* start *

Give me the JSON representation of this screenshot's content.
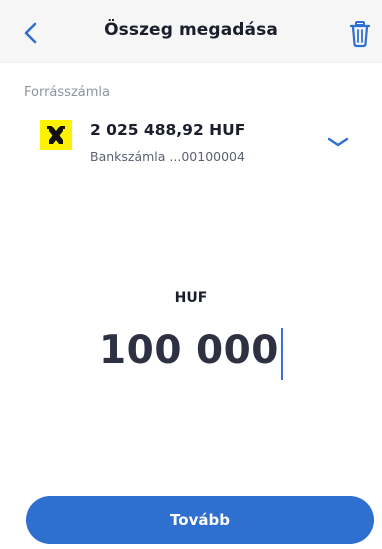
{
  "header": {
    "title": "Összeg megadása",
    "back_icon": "chevron-left-icon",
    "delete_icon": "trash-icon"
  },
  "source": {
    "label": "Forrásszámla",
    "account": {
      "balance": "2 025 488,92 HUF",
      "name": "Bankszámla ...00100004",
      "logo_icon": "bank-logo-icon",
      "expand_icon": "chevron-down-icon"
    }
  },
  "amount": {
    "currency": "HUF",
    "value": "100 000"
  },
  "footer": {
    "next_label": "Tovább"
  },
  "colors": {
    "accent": "#2f6fd0",
    "logo_yellow": "#fff200",
    "text": "#1b1e2b"
  }
}
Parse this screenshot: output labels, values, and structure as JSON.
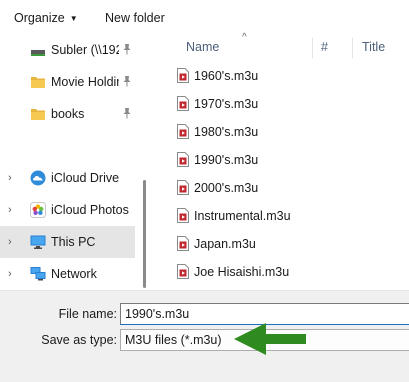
{
  "toolbar": {
    "organize_label": "Organize",
    "new_folder_label": "New folder"
  },
  "nav": {
    "items": [
      {
        "label": "Subler (\\\\192",
        "icon": "network-drive-icon",
        "pinned": true
      },
      {
        "label": "Movie Holdir",
        "icon": "folder-icon",
        "pinned": true
      },
      {
        "label": "books",
        "icon": "folder-icon",
        "pinned": true
      },
      {
        "label": "iCloud Drive",
        "icon": "icloud-drive-icon",
        "pinned": false
      },
      {
        "label": "iCloud Photos",
        "icon": "icloud-photos-icon",
        "pinned": false
      },
      {
        "label": "This PC",
        "icon": "this-pc-icon",
        "pinned": false,
        "selected": true
      },
      {
        "label": "Network",
        "icon": "network-icon",
        "pinned": false
      }
    ]
  },
  "columns": {
    "name": "Name",
    "number": "#",
    "title": "Title"
  },
  "files": [
    {
      "name": "1960's.m3u"
    },
    {
      "name": "1970's.m3u"
    },
    {
      "name": "1980's.m3u"
    },
    {
      "name": "1990's.m3u"
    },
    {
      "name": "2000's.m3u"
    },
    {
      "name": "Instrumental.m3u"
    },
    {
      "name": "Japan.m3u"
    },
    {
      "name": "Joe Hisaishi.m3u"
    }
  ],
  "save": {
    "file_name_label": "File name:",
    "file_name_value": "1990's.m3u",
    "save_as_type_label": "Save as type:",
    "save_as_type_value": "M3U files (*.m3u)"
  },
  "colors": {
    "accent": "#1a6fbf",
    "folder": "#f2c14e",
    "selected_bg": "#e5e5e5",
    "annotation_arrow": "#2f8a1f",
    "file_icon_red": "#c1272d"
  }
}
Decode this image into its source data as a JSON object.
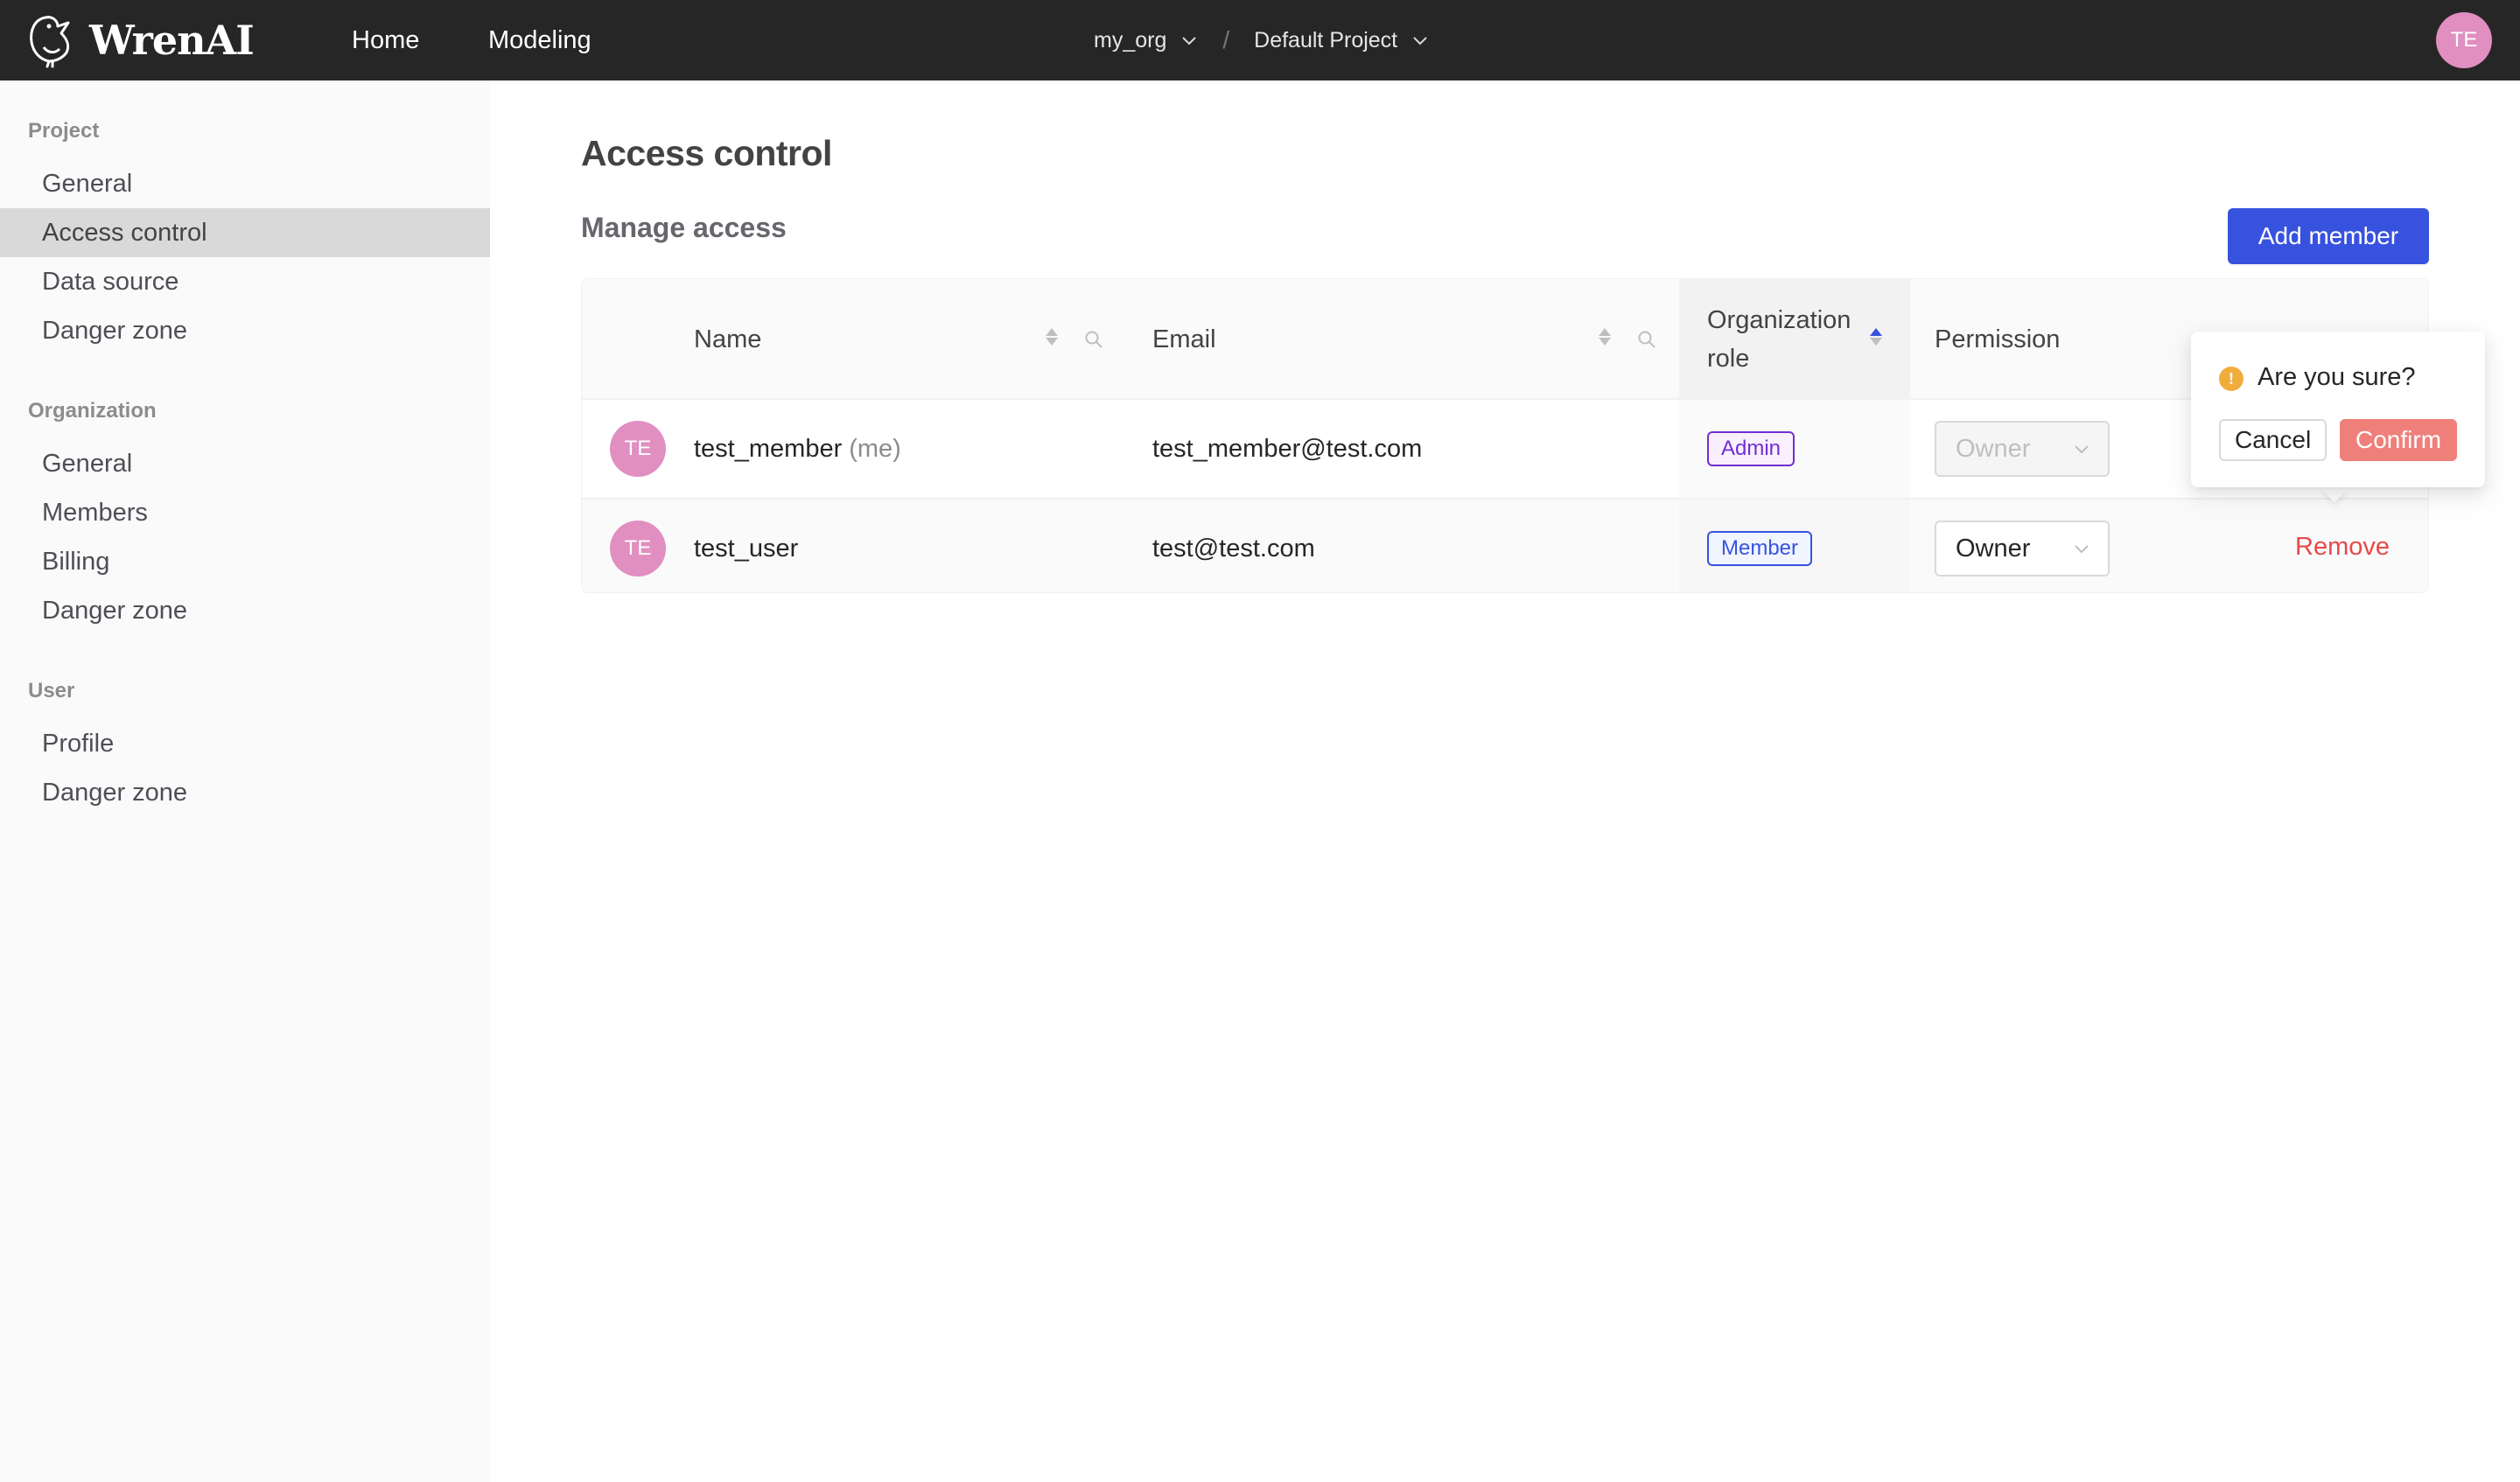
{
  "topbar": {
    "brand": "WrenAI",
    "nav": [
      {
        "label": "Home"
      },
      {
        "label": "Modeling"
      }
    ],
    "org": "my_org",
    "separator": "/",
    "project": "Default Project",
    "user_initials": "TE"
  },
  "sidebar": {
    "sections": [
      {
        "title": "Project",
        "items": [
          {
            "label": "General"
          },
          {
            "label": "Access control",
            "active": true
          },
          {
            "label": "Data source"
          },
          {
            "label": "Danger zone"
          }
        ]
      },
      {
        "title": "Organization",
        "items": [
          {
            "label": "General"
          },
          {
            "label": "Members"
          },
          {
            "label": "Billing"
          },
          {
            "label": "Danger zone"
          }
        ]
      },
      {
        "title": "User",
        "items": [
          {
            "label": "Profile"
          },
          {
            "label": "Danger zone"
          }
        ]
      }
    ]
  },
  "main": {
    "title": "Access control",
    "section_title": "Manage access",
    "add_button": "Add member",
    "table": {
      "columns": {
        "name": "Name",
        "email": "Email",
        "role_line1": "Organization",
        "role_line2": "role",
        "permission": "Permission"
      },
      "sort": {
        "column": "Organization role",
        "direction": "ascending"
      },
      "rows": [
        {
          "initials": "TE",
          "name": "test_member",
          "name_suffix": "(me)",
          "email": "test_member@test.com",
          "role": "Admin",
          "permission": "Owner",
          "permission_disabled": true,
          "action": ""
        },
        {
          "initials": "TE",
          "name": "test_user",
          "name_suffix": "",
          "email": "test@test.com",
          "role": "Member",
          "permission": "Owner",
          "permission_disabled": false,
          "action": "Remove"
        }
      ]
    },
    "popconfirm": {
      "message": "Are you sure?",
      "icon": "exclamation-circle-icon",
      "cancel": "Cancel",
      "confirm": "Confirm"
    }
  },
  "colors": {
    "topbar": "#262626",
    "primary": "#3852e0",
    "danger": "#e8494a",
    "confirm": "#ef7f7a",
    "avatar": "#e08fc0",
    "admin_tag": "#722ed1",
    "warning": "#f0ad3c"
  }
}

* end *

--- EXERCISE DETAILS ---
Copy out all the data without changing anything, and drop the pictures.

--- WRITTEN ANSWER ---
Give me the JSON representation of this screenshot's content.
{
  "header": {
    "title": "Összeg megadása",
    "back_icon": "chevron-left-icon",
    "delete_icon": "trash-icon"
  },
  "source": {
    "label": "Forrásszámla",
    "account": {
      "balance": "2 025 488,92 HUF",
      "name": "Bankszámla ...00100004",
      "logo_icon": "bank-logo-icon",
      "expand_icon": "chevron-down-icon"
    }
  },
  "amount": {
    "currency": "HUF",
    "value": "100 000"
  },
  "footer": {
    "next_label": "Tovább"
  },
  "colors": {
    "accent": "#2f6fd0",
    "logo_yellow": "#fff200",
    "text": "#1b1e2b"
  }
}
Parse this screenshot: output labels, values, and structure as JSON.
{
  "toolbar": {
    "organize_label": "Organize",
    "new_folder_label": "New folder"
  },
  "nav": {
    "items": [
      {
        "label": "Subler (\\\\192",
        "icon": "network-drive-icon",
        "pinned": true
      },
      {
        "label": "Movie Holdir",
        "icon": "folder-icon",
        "pinned": true
      },
      {
        "label": "books",
        "icon": "folder-icon",
        "pinned": true
      },
      {
        "label": "iCloud Drive",
        "icon": "icloud-drive-icon",
        "pinned": false
      },
      {
        "label": "iCloud Photos",
        "icon": "icloud-photos-icon",
        "pinned": false
      },
      {
        "label": "This PC",
        "icon": "this-pc-icon",
        "pinned": false,
        "selected": true
      },
      {
        "label": "Network",
        "icon": "network-icon",
        "pinned": false
      }
    ]
  },
  "columns": {
    "name": "Name",
    "number": "#",
    "title": "Title"
  },
  "files": [
    {
      "name": "1960's.m3u"
    },
    {
      "name": "1970's.m3u"
    },
    {
      "name": "1980's.m3u"
    },
    {
      "name": "1990's.m3u"
    },
    {
      "name": "2000's.m3u"
    },
    {
      "name": "Instrumental.m3u"
    },
    {
      "name": "Japan.m3u"
    },
    {
      "name": "Joe Hisaishi.m3u"
    }
  ],
  "save": {
    "file_name_label": "File name:",
    "file_name_value": "1990's.m3u",
    "save_as_type_label": "Save as type:",
    "save_as_type_value": "M3U files (*.m3u)"
  },
  "colors": {
    "accent": "#1a6fbf",
    "folder": "#f2c14e",
    "selected_bg": "#e5e5e5",
    "annotation_arrow": "#2f8a1f",
    "file_icon_red": "#c1272d"
  }
}
Decode this image into its source data as a JSON object.
{
  "topbar": {
    "brand": "WrenAI",
    "nav": [
      {
        "label": "Home"
      },
      {
        "label": "Modeling"
      }
    ],
    "org": "my_org",
    "separator": "/",
    "project": "Default Project",
    "user_initials": "TE"
  },
  "sidebar": {
    "sections": [
      {
        "title": "Project",
        "items": [
          {
            "label": "General"
          },
          {
            "label": "Access control",
            "active": true
          },
          {
            "label": "Data source"
          },
          {
            "label": "Danger zone"
          }
        ]
      },
      {
        "title": "Organization",
        "items": [
          {
            "label": "General"
          },
          {
            "label": "Members"
          },
          {
            "label": "Billing"
          },
          {
            "label": "Danger zone"
          }
        ]
      },
      {
        "title": "User",
        "items": [
          {
            "label": "Profile"
          },
          {
            "label": "Danger zone"
          }
        ]
      }
    ]
  },
  "main": {
    "title": "Access control",
    "section_title": "Manage access",
    "add_button": "Add member",
    "table": {
      "columns": {
        "name": "Name",
        "email": "Email",
        "role_line1": "Organization",
        "role_line2": "role",
        "permission": "Permission"
      },
      "sort": {
        "column": "Organization role",
        "direction": "ascending"
      },
      "rows": [
        {
          "initials": "TE",
          "name": "test_member",
          "name_suffix": "(me)",
          "email": "test_member@test.com",
          "role": "Admin",
          "permission": "Owner",
          "permission_disabled": true,
          "action": ""
        },
        {
          "initials": "TE",
          "name": "test_user",
          "name_suffix": "",
          "email": "test@test.com",
          "role": "Member",
          "permission": "Owner",
          "permission_disabled": false,
          "action": "Remove"
        }
      ]
    },
    "popconfirm": {
      "message": "Are you sure?",
      "icon": "exclamation-circle-icon",
      "cancel": "Cancel",
      "confirm": "Confirm"
    }
  },
  "colors": {
    "topbar": "#262626",
    "primary": "#3852e0",
    "danger": "#e8494a",
    "confirm": "#ef7f7a",
    "avatar": "#e08fc0",
    "admin_tag": "#722ed1",
    "warning": "#f0ad3c"
  }
}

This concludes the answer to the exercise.